### Task directions
Write out each entry again. Keep every word exactly as it is.

### Entries provided
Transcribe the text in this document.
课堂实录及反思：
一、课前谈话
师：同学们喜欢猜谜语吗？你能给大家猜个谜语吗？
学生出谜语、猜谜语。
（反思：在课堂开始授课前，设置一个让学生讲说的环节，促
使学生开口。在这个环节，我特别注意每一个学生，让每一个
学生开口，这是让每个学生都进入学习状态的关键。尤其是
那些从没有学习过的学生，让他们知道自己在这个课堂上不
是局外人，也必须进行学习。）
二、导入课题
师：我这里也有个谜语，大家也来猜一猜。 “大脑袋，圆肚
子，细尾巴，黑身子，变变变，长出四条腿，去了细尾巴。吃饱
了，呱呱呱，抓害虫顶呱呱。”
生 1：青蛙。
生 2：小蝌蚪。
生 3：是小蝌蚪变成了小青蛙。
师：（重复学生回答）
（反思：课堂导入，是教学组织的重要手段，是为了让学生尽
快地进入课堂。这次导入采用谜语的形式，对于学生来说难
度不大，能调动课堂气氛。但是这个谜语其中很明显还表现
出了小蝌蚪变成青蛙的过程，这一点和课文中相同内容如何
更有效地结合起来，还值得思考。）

### Reply
Transcribe the text in this document.
课堂实录及反思：
一、课前谈话
师：同学们喜欢猜谜语吗？你能给大家猜个谜语吗？
学生出谜语、猜谜语。
（反思：在课堂开始授课前，设置一个让学生讲说的环节，促
使学生开口。在这个环节，我特别注意每一个学生，让每一个
学生开口，这是让每个学生都进入学习状态的关键。尤其是
那些从没有学习过的学生，让他们知道自己在这个课堂上不
是局外人，也必须进行学习。）
二、导入课题
师：我这里也有个谜语，大家也来猜一猜。 “大脑袋，圆肚
子，细尾巴，黑身子，变变变，长出四条腿，去了细尾巴。吃饱
了，呱呱呱，抓害虫顶呱呱。”
生 1：青蛙。
生 2：小蝌蚪。
生 3：是小蝌蚪变成了小青蛙。
师：（重复学生回答）
（反思：课堂导入，是教学组织的重要手段，是为了让学生尽
快地进入课堂。这次导入采用谜语的形式，对于学生来说难
度不大，能调动课堂气氛。但是这个谜语其中很明显还表现
出了小蝌蚪变成青蛙的过程，这一点和课文中相同内容如何
更有效地结合起来，还值得思考。）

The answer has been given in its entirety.